--- Task a ---
From the dataset entries, print the lines between the one holding "arrowhead [510, 318, 523, 329]" and the one holding "arrowhead [883, 355, 898, 367]", inclusive, with each line unchanged.

--- Document segment ---
□ □ □ □ □ □ □

This will automatically generate the following sentences:

rule <k> foo(HOLE:Bar) => HOLE ~> foo([]) ... </k> [heat]
rule <k> HOLE:Bar ~> foo([]) => foo(HOLE) ... </k> [cool]

The user may also write the K cell explicitly in the context declaration if they want to match on another cell as well, for example:

context <k> foo(HOLE:Bar) ... </kl> <state> .Map </state>

This context will now only heat or cool if the state cell is empty.

Side conditions in context declarations

The user is allowed to write a side condition in a context declaration, like so:

context foo(HOLE:Bar) requires baz(HOLE)

This side condition will be appended verbatim to the heating rule that is generated, however, it will not affect the cooling rule that is generated:

rule <k> foo(HOLE:Bar) => HOLE ~> foo([]) ... </k> requirese baz(HOLE) [heat]
rule <k> HOLE:Bar ~> foo([]) => foo(HOLE) ... </k> [cool]

Rewrites in context declarations

The user can also include exactly one rewrite operation in a context declaration if that rule rewrites the variable HOLE on the left hand side to a term containing HOLE on the right hand side. For exampl;e:

context foo(HOLE:Bar => bar(HOLE))

In this case, the code generated will be as follows:

rule <k> foo(HOLE:Bar) => bar(HOLE) ~> foo([]) ... </k> [heat]
rule <k> bar(HOLE:Bar) ~> foo([]) => foo(HOLE) ... </k> [cool]

This can be useful if the user wishes to evaluate a term using a different set of rules than normal.

result attribute

Sometimes it is necessary to be able to evaluate a term to a different sort than KResult. This is done by means of adding the result attribute to a strict production, a context, or an explicit heating or cooling rule:

syntax BExp ::= Bool
              | BExp "||" BExp [seqstrict(2,1), result(Bool)]

In this case, the sort check used by seqstrict and by the heat and cool attributes will be isBool instead of isKResult. This particular example does not really require use of the result attribute, but if the user wishes to evaluate a term of sort KResult further, the result attribute would be required.

hybrid attribute

In certain situations, it is desirable to treat a particular production which has the strict attribute as a result if the term has had its arguments fully evaluated. This can be accomplished by means of the hybrid attribute:

syntax KResult ::= Bool

syntax BExp ::= Bool
              | BExp "||" BExp [strict(1), hybrid]

This attribute is equivalent in this case to the following additional axiom being added to the definition of isKResult:

rule isKResult(BE1:BExp || BE2:BExp) => true requires isKResult(BE1)

Context aliases

Sometimes it is necessary to define a fairly complicated evaluation strategy for a lot of different operators. In this case, the user could simply write a number of complex context declarations, however, this quickly becomes tedious. For this purpose, K has a concept called a context alias. A context alias is a bit like a template for describing contexts. The template can then be instantiated against particular productions using the strict and seqstrict attributes.

Here is a (simplified) example taken from the K semantics of C++:

context alias [c]: <k> HERE:K ... </k> <evaluate> false </evaluate>
context alias [c]: <k> HERE:K ... </k> <evaluate> true </evaluate> [result(ExecResult)]

syntax Expr ::= Expr "=" Init [strict(c; 1)]

This defines the evaluation strategy during the translation phase of a C++ program for the assignment operator. It is equivalent to writing the following context declarations:

context <k> HOLE:Expr = I:Init => HOLE ~> [] = I ... </k> <evaluate> false </evaluate>
context <k> HOLE:Expr = I:Init => HOLE ~> [] = I ... </k> <evaluate> true </evaluate> [result(ExecResult)]

What this is saying is, if the evaluate cell is false, evaluate the term like normal to a KResult. But if the evaluate cell is true, instead evaluate it to the ExecResult sort.

□ □ □ □ □ □ □

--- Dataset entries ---
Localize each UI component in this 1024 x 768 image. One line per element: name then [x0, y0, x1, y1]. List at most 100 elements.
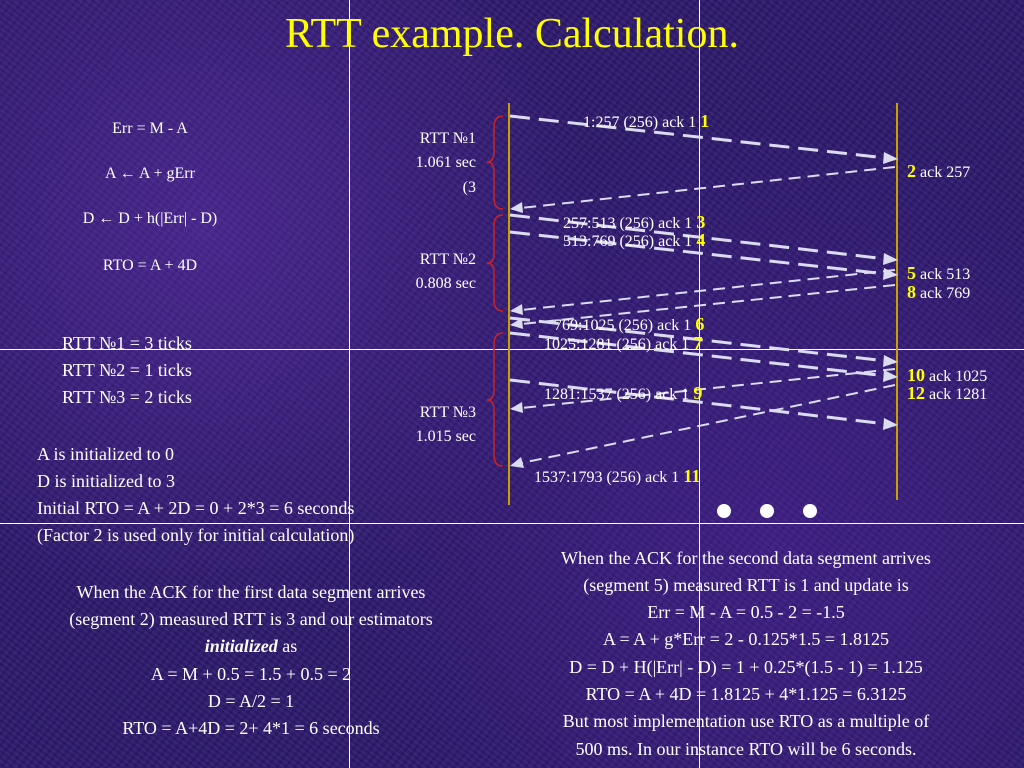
arrowhead [510, 318, 523, 329]
segment-arrow-1 [509, 114, 896, 161]
ellipsis-dots [717, 504, 817, 518]
first-ack-line5: D = A/2 = 1 [207, 691, 295, 711]
second-ack-line1: When the ACK for the second data segment… [561, 548, 931, 568]
second-ack-line2: (segment 5) measured RTT is 1 and update… [583, 575, 909, 595]
second-ack-line4: A = A + g*Err = 2 - 0.125*1.5 = 1.8125 [602, 629, 890, 649]
arrowhead [883, 355, 898, 367]
rtt-ticks-2: RTT №2 = 1 ticks [62, 360, 192, 380]
ack-number: 12 [907, 383, 925, 403]
segment-range: 769:1025 (256) ack 1 [554, 317, 692, 334]
ack-arrow-8 [511, 284, 896, 326]
ack-label: 10 ack 1025 [907, 365, 987, 386]
rtt1-label: RTT №1 [419, 130, 476, 147]
rtt-brace-1 [486, 115, 504, 210]
ack-arrow-10 [511, 368, 896, 410]
ack-text: ack 1281 [929, 386, 988, 403]
ack-number: 10 [907, 365, 925, 385]
segment-label: 1025:1281 (256) ack 1 7 [544, 333, 702, 354]
segment-range: 1025:1281 (256) ack 1 [544, 336, 690, 353]
first-ack-line4: A = M + 0.5 = 1.5 + 0.5 = 2 [150, 664, 352, 684]
rtt-ticks-1: RTT №1 = 3 ticks [62, 333, 192, 353]
init-rto: Initial RTO = A + 2D = 0 + 2*3 = 6 secon… [37, 498, 355, 518]
arrowhead [883, 370, 898, 382]
first-ack-line2: (segment 2) measured RTT is 3 and our es… [69, 609, 433, 629]
ack-label: 5 ack 513 [907, 263, 970, 284]
arrowhead [510, 457, 524, 468]
ack-label: 12 ack 1281 [907, 383, 987, 404]
segment-arrow-3 [509, 213, 896, 262]
segment-arrows [509, 114, 896, 427]
arrowheads [510, 152, 898, 468]
rtt-brace-3 [486, 332, 504, 467]
second-ack-line5: D = D + H(|Err| - D) = 1 + 0.25*(1.5 - 1… [569, 657, 923, 677]
initialized-emphasis: initialized [204, 636, 278, 656]
arrowhead [883, 268, 898, 280]
arrowhead [883, 152, 898, 164]
formula-err: Err = M - A [112, 120, 188, 137]
segment-arrow-7 [509, 331, 896, 379]
ellipsis-dot [717, 504, 731, 518]
segment-label: 1281:1537 (256) ack 1 9 [544, 383, 702, 404]
slide-title: RTT example. Calculation. [285, 11, 739, 57]
segment-range: 1:257 (256) ack 1 [583, 114, 697, 131]
first-ack-line1: When the ACK for the first data segment … [76, 582, 426, 602]
rtt3-label: RTT №3 [419, 404, 476, 421]
segment-range: 257:513 (256) ack 1 [563, 215, 693, 232]
rtt-braces [486, 115, 504, 467]
grid-line-h1 [0, 349, 1024, 350]
rtt1-ticks-fragment: (3 [462, 179, 476, 196]
ack-number: 8 [907, 282, 916, 302]
rtt3-sec: 1.015 sec [415, 428, 476, 445]
segment-number: 7 [693, 333, 703, 353]
segment-number: 4 [696, 230, 706, 250]
grid-line-v1 [349, 0, 350, 768]
formula-d: D ← D + h(|Err| - D) [82, 210, 218, 227]
ellipsis-dot [760, 504, 774, 518]
segment-label: 1:257 (256) ack 1 1 [583, 111, 709, 132]
second-ack-line3: Err = M - A = 0.5 - 2 = -1.5 [647, 602, 845, 622]
ack-text: ack 513 [920, 266, 971, 283]
ack-text: ack 1025 [929, 368, 988, 385]
rtt2-label: RTT №2 [419, 251, 476, 268]
segment-range: 513:769 (256) ack 1 [563, 233, 693, 250]
rtt-ticks-3: RTT №3 = 2 ticks [62, 387, 192, 407]
arrowhead [510, 304, 523, 315]
arrowhead [883, 253, 898, 265]
second-ack-line7: But most implementation use RTO as a mul… [562, 711, 930, 731]
ack-number: 2 [907, 161, 916, 181]
init-factor-note: (Factor 2 is used only for initial calcu… [37, 525, 355, 545]
formula-rto: RTO = A + 4D [102, 257, 198, 274]
formula-a: A ← A + gErr [105, 165, 195, 182]
segment-arrow-4 [509, 230, 896, 277]
first-ack-line3-rest: as [277, 636, 298, 656]
ack-text: ack 769 [920, 285, 971, 302]
segment-number: 3 [696, 212, 706, 232]
segment-label: 257:513 (256) ack 1 3 [563, 212, 705, 233]
first-ack-line6: RTO = A+4D = 2+ 4*1 = 6 seconds [122, 718, 380, 738]
init-d: D is initialized to 3 [37, 471, 175, 491]
rtt-brace-2 [486, 214, 504, 312]
segment-label: 1537:1793 (256) ack 1 11 [534, 466, 700, 487]
segment-range: 1281:1537 (256) ack 1 [544, 386, 690, 403]
ack-arrow-5 [511, 269, 896, 312]
segment-number: 6 [695, 314, 705, 334]
arrowhead [510, 402, 523, 413]
segment-number: 11 [683, 466, 701, 486]
grid-line-h2 [0, 523, 1024, 524]
init-a: A is initialized to 0 [37, 444, 174, 464]
segment-arrow-6 [509, 316, 896, 364]
ack-number: 5 [907, 263, 916, 283]
grid-line-v2 [699, 0, 700, 768]
ellipsis-dot [803, 504, 817, 518]
segment-label: 513:769 (256) ack 1 4 [563, 230, 705, 251]
segment-label: 769:1025 (256) ack 1 6 [554, 314, 704, 335]
ack-text: ack 257 [920, 164, 971, 181]
second-ack-line8: 500 ms. In our instance RTO will be 6 se… [575, 739, 917, 759]
segment-arrow-9 [509, 378, 896, 427]
ack-arrows [511, 166, 896, 466]
rtt1-sec: 1.061 sec [415, 154, 476, 171]
second-ack-line6: RTO = A + 4D = 1.8125 + 4*1.125 = 6.3125 [585, 684, 907, 704]
arrowhead [883, 418, 898, 430]
first-ack-line3: initialized as [0, 636, 502, 657]
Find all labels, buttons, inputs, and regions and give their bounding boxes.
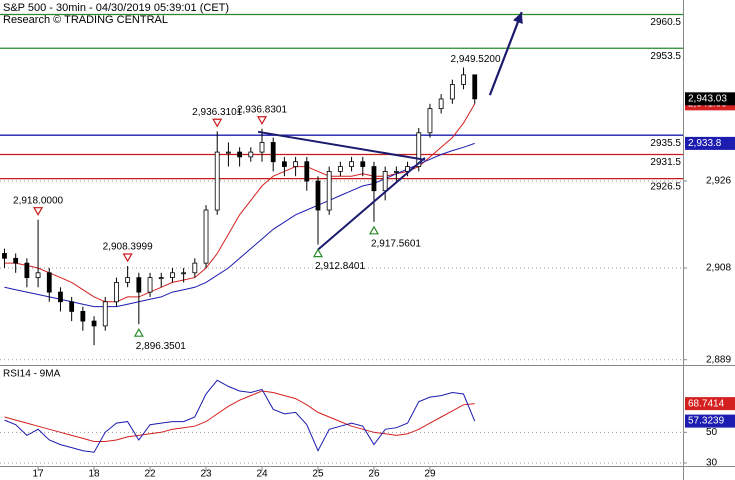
x-tick-label: 24 [256,469,268,480]
candle-body [461,74,466,85]
candle-body [46,272,52,293]
high-marker [256,116,268,125]
candle-body [13,257,19,264]
candle-body [360,161,366,167]
candle-body [393,170,399,173]
candle-body [170,272,175,279]
last-price-label-box [685,92,735,106]
high-marker [212,118,223,128]
candle-body [337,166,343,172]
candle-body [125,277,131,283]
candle-body [80,311,86,322]
price-annotation: 2,936.8301 [237,104,287,115]
low-marker [312,248,324,258]
y-tick-label: 50 [706,427,718,438]
last-value-label-box [685,136,735,150]
high-marker [33,207,44,216]
last-value-label: 57.3239 [688,416,725,427]
x-tick-label: 18 [88,469,100,480]
y-tick-label: 30 [706,458,718,469]
candle-body [270,142,276,163]
candle-body [472,74,478,100]
x-tick-label: 26 [368,469,380,480]
candle-body [214,151,220,211]
candle-body [58,291,63,303]
trend-line [317,157,426,251]
chart-title: S&P 500 - 30min - 04/30/2019 05:39:01 (C… [3,2,229,14]
last-value-label: 2,933.8 [688,138,722,149]
candle-body [136,277,142,293]
x-tick-label: 25 [312,469,324,480]
candle-body [449,84,455,100]
x-tick-label: 17 [33,469,45,480]
forecast-arrow [488,11,523,96]
low-marker [368,225,380,235]
candle-body [91,320,97,327]
candle-body [192,262,198,274]
level-label: 2953.5 [650,51,681,62]
candle-body [371,166,377,192]
x-tick-label: 23 [200,469,212,480]
candle-body [2,253,7,259]
x-tick-label: 29 [424,469,436,480]
chart-subtitle: Research © TRADING CENTRAL [3,14,168,26]
arrow-head [513,12,523,25]
candle-body [181,272,187,275]
indicator-line [4,390,475,442]
last-value-label-box [685,397,735,411]
candle-body [259,142,265,153]
x-tick-label: 22 [144,469,156,480]
price-annotation: 2,896.3501 [136,341,186,352]
candle-body [427,108,433,134]
high-marker [122,253,133,263]
level-label: 2926.5 [650,181,681,192]
candle-body [69,301,75,312]
y-tick-label: 2,926 [706,176,731,187]
candle-body [203,209,209,264]
indicator-line [4,379,476,453]
candle-body [102,301,108,327]
candle-body [416,132,422,167]
candle-body [147,277,153,293]
candle-body [24,262,30,279]
candle-body [382,170,388,192]
candle-body [35,272,41,279]
candle-body [158,277,164,280]
panel-title: RSI14 - 9MA [3,369,61,380]
candle-body [248,151,254,158]
level-label: 2931.5 [650,157,681,168]
price-annotation: 2,949.5200 [451,54,501,65]
candle-body [405,166,410,172]
candle-body [438,98,444,110]
last-value-label-box [685,414,735,428]
y-tick-label: 2,908 [706,263,731,274]
candle-body [349,161,354,167]
candle-body [281,161,287,167]
price-annotation: 2,912.8401 [315,261,365,272]
candle-body [226,151,231,154]
candle-body [293,161,298,167]
price-annotation: 2,918.0000 [13,195,63,206]
last-value-label: 68.7414 [688,398,725,409]
candle-body [326,170,332,211]
candle-body [304,161,310,182]
price-annotation: 2,908.3999 [103,242,153,253]
trend-line [257,130,426,161]
y-tick-label: 2,889 [706,354,731,365]
price-annotation: 2,917.5601 [371,238,421,249]
candle-body [114,282,119,303]
candle-body [237,151,243,158]
price-annotation: 2,936.3101 [192,107,242,118]
low-marker [133,327,144,337]
level-label: 2935.5 [650,138,681,149]
candle-body [315,180,321,211]
level-label: 2960.5 [650,17,681,28]
last-price-label: 2,943.03 [688,93,727,104]
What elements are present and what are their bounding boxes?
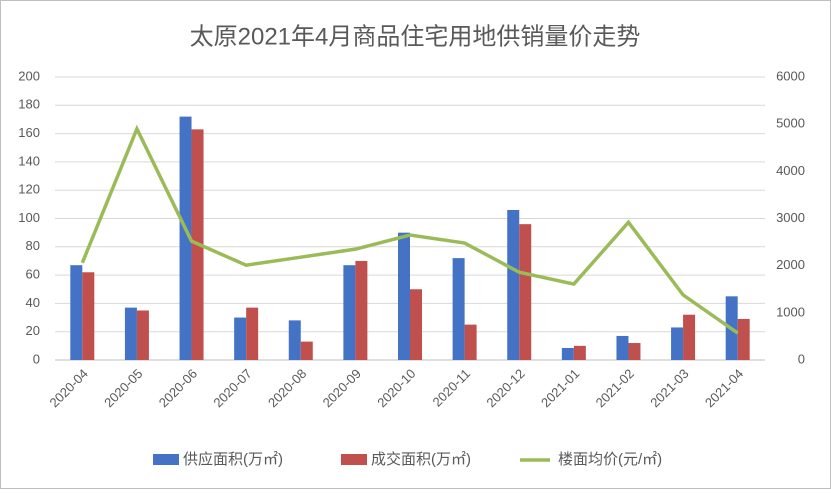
bar [671, 327, 684, 360]
bar [246, 307, 259, 360]
bar [561, 347, 574, 360]
y-tick-label: 20 [26, 323, 40, 338]
bar [82, 272, 95, 360]
bar [573, 345, 586, 360]
y2-tick-label: 0 [798, 351, 805, 366]
y-tick-label: 120 [18, 182, 40, 197]
bar [124, 307, 137, 360]
y-tick-label: 80 [26, 238, 40, 253]
y-tick-label: 200 [18, 68, 40, 83]
bar [628, 343, 641, 360]
y2-tick-label: 1000 [776, 304, 805, 319]
y2-tick-label: 2000 [776, 257, 805, 272]
bar [70, 265, 83, 360]
y-tick-label: 0 [33, 351, 40, 366]
bar [452, 258, 465, 360]
y-tick-label: 40 [26, 295, 40, 310]
bar [355, 260, 368, 360]
bar [616, 335, 629, 360]
y-tick-label: 140 [18, 153, 40, 168]
bar [300, 341, 313, 360]
y2-tick-label: 5000 [776, 116, 805, 131]
legend-swatch [341, 454, 367, 465]
legend-swatch [153, 454, 179, 465]
y-tick-label: 60 [26, 267, 40, 282]
bar [464, 324, 477, 360]
bar [398, 232, 410, 360]
y-tick-label: 180 [18, 97, 40, 112]
line [80, 124, 739, 335]
y2-tick-label: 6000 [776, 68, 805, 83]
y2-tick-label: 4000 [776, 163, 805, 178]
bar [737, 318, 750, 360]
y2-tick-label: 3000 [776, 210, 805, 225]
bar [288, 320, 301, 360]
legend-label: 供应面积(万㎡) [183, 450, 283, 468]
bar [234, 317, 247, 360]
y-tick-label: 160 [18, 125, 40, 140]
bar [179, 116, 192, 361]
bar [410, 289, 422, 360]
chart-title: 太原2021年4月商品住宅用地供销量价走势 [190, 23, 641, 50]
bar [683, 314, 696, 360]
bar [343, 265, 356, 360]
y-tick-label: 100 [18, 210, 40, 225]
bar [519, 224, 532, 360]
bar [136, 310, 149, 360]
legend-label: 楼面均价(元/㎡) [558, 451, 662, 468]
legend-label: 成交面积(万㎡) [371, 450, 471, 468]
bar [507, 210, 520, 360]
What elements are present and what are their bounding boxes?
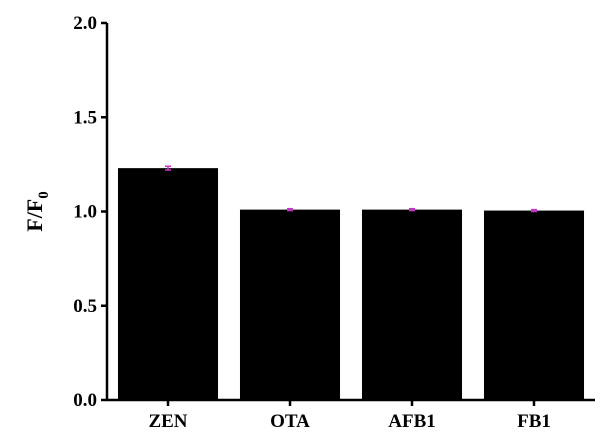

□ □ □ □ □ □ □

--- Task b ---
Output the portion of the passage on K context declarations between "Context aliases" and "and seqstrict attributes.", inclusive, copied without any change.

--- Exercise output a ---
arrowhead [510, 318, 523, 329]
segment-arrow-1 [509, 114, 896, 161]
ellipsis-dots [717, 504, 817, 518]
first-ack-line5: D = A/2 = 1 [207, 691, 295, 711]
second-ack-line1: When the ACK for the second data segment… [561, 548, 931, 568]
second-ack-line2: (segment 5) measured RTT is 1 and update… [583, 575, 909, 595]
second-ack-line4: A = A + g*Err = 2 - 0.125*1.5 = 1.8125 [602, 629, 890, 649]
arrowhead [883, 355, 898, 367]

--- Exercise output b ---
Context aliases

Sometimes it is necessary to define a fairly complicated evaluation strategy for a lot of different operators. In this case, the user could simply write a number of complex context declarations, however, this quickly becomes tedious. For this purpose, K has a concept called a context alias. A context alias is a bit like a template for describing contexts. The template can then be instantiated against particular productions using the strict and seqstrict attributes.